## Énoncé du problème A
D'après le texte sur l'exposition Archipel, dans quel espace du musée l'exposition est-elle présentée ?
## Énoncé du problème B
Poursuivez, s'il vous plaît, le texte sur l'exposition Archipel à partir de sa dernière phrase.
── Extrait à lire
Leur présentation révèle la polysémie propre du fonds de dotation. Leur mise en dialogue permet d’en dégager des grandes thématiques (la folie, l’érotisme, les révolutions, etc.) et de rendre hommage aux artistes connus, mal connus, oubliés ou anonymes (Antonin Artaud, Carolee Schneemann, Isabelle Waldberg, etc.) du monde moderne et contemporain, chers à Jean-Jacques Lebel.

Dans le fonds il y a des phares, Marcel Duchamp, Francis Picabia, Antonin Artaud, Victor Hugo dessinateur, tous représentés par des œuvres majeures qui sont autant de jalons de nos histoires de l’art. Mais le fonds de dotation invente ses trajectoires et ses circulations propres. Rendant toute leur force subversive aux chefs-d’œuvre, l’exposition Archipel met à mal les classifications généralement admises par la confrontation avec des objets d’usage, des objets d’affection, ou des œuvres injustement méconnues, telles celles de Ghérasim Luca ou d’Isabelle Waldberg.
L’exposition rend compte de la force du fonds, au sein duquel les visibles font apparaître les invisibles. Leur mise en dialogue propose une vision du monde, une histoire des regards, des révoltes, des passions.

Archipel propose de partager et d’expérimenter ce que le fonds a de plus cher, écrire des géographies spatiales et mentales, de nouvelles histoires d’hier et d’aujourd’hui. L’exposition présentée dans le Patio du musée s’articule de manière à opérer des dialogues entre les œuvres, mêlant les époques et restituant la polysémie propre au fonds de dotation Jean-Jacques Lebel. Elle s’organise autour d’un geste spatial au cœur du Patio, répondant à son volume et à son architecture : une structure échafaudée proposant une vision en construction, en devenir, soutient et confronte des œuvres de différentes époques et différents continents.
────
── Extrait de données
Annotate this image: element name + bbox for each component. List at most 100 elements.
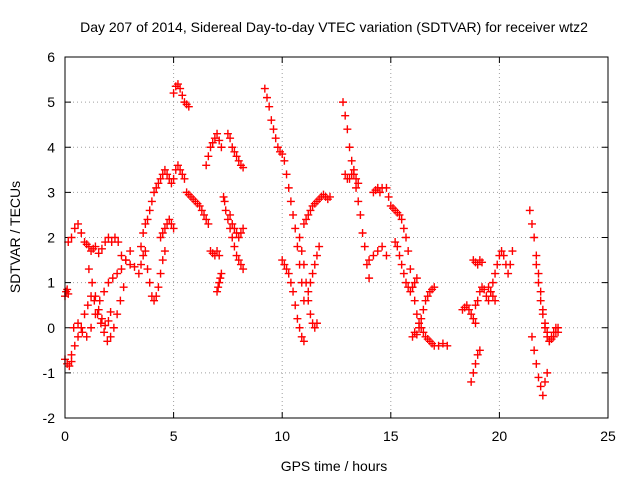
────
## Réponse A
Elle est présentée dans le Patio du musée.

## Réponse B
En écho, les galeries latérales et une salle du premier étage proposent, à travers un ensemble d’espaces resserrés, des moments de rencontre plus intimes. On y retrouve les lignes de force du fonds, mettant ainsi en avant des écrivains qui furent aussi des plasticiens tels Victor Hugo et Guillaume Apollinaire, des artistes poètes comme John Giorno ; mais aussi des esprits rebelles, de Dada à la Beat Generation, de Fluxus à Polyphonix (Allan Kaprow, Robert Filliou), ou encore des artistes qui firent l’expérience d’états-limites comme Henri Michaux ou Antonin Artaud. Archipel fait la part belle aux artistes qui questionnent les normes politiques, sociales et culturelles, notamment à travers la représentation du désir et de la sexualité (Otto Dix, George Grosz ou Carolee Schneeman). Archipel porte la mémoire des révolutions et des luttes, et rend hommage à tous ceux qui tentèrent d’inventer d’autres conditions d’existence, qui transformèrent et élargirent nos regards sur le monde, sur les choses, sur l’art tels André Breton, Victor Brauner…

L’ensemble se parcourt en toute liberté, à rebours d’une chronologie ou d’une géographie strictes, comme l’on pousserait la porte d’un labyrinthe mystérieux. La lecture proposée, bien que s’appuyant sur le fil conducteur de l’histoire, affirme aussi une lecture transversale de l’art du XXe et XXIe siècles, avec quelques incursions dans le XIXe siècle. Ainsi les influences antérieures et les échanges géographiques sont mis en évidence, créant des pas de côté face à un cheminement chronologique. Hors des hiérarchies, des objets d’usage, de croyance ou de rite rencontrent des productions artistiques et des œuvres d’artistes reconnus par l’histoire et le marché de l’art. On y trouve aussi des œuvres délaissées par le marché de l’art et/ou reléguées aux marges du monde muséal. Ainsi les invisibles deviennent visibles, les catégories sont volontairement effacées pour faire place à un ensemble collectif.

L’ensemble, comme un archipel composé d’îlots, constitue une entité autonome, nomade, un laboratoire des arts individuels et collectifs, un carrefour des amitiés, des recherches, des disciplines et des médiums. C’est un tout cohérent, sans hiérarchie, pluridisciplinaire, ouvert et en devenir.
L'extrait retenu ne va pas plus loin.